## EXERCISE DIRECTIONS
Check every line of the entries below for the word "counterparts", and copy the ones that have it.

## EXTRACTED INFORMATION
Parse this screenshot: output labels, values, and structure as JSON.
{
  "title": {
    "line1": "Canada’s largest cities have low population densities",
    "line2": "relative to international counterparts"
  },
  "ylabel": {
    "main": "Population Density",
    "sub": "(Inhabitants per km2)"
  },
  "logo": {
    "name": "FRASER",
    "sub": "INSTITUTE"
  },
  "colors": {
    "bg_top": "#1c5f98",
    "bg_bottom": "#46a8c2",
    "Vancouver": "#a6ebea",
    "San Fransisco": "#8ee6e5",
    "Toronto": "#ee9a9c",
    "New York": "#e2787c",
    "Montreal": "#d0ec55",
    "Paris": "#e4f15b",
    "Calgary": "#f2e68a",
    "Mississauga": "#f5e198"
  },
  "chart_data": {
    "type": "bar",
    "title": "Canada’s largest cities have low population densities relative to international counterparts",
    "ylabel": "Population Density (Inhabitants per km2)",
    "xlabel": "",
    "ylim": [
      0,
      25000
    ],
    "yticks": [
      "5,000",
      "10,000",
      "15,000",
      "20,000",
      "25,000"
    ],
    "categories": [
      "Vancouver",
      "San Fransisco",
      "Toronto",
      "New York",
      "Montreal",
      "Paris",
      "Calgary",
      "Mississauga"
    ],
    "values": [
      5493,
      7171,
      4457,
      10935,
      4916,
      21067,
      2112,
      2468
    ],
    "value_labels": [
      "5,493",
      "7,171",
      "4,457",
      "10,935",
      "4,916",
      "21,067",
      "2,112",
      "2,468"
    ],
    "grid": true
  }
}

## OUTPUT OF THE EXERCISE
    "line2": "relative to international counterparts"
    "title": "Canada’s largest cities have low population densities relative to international counterparts",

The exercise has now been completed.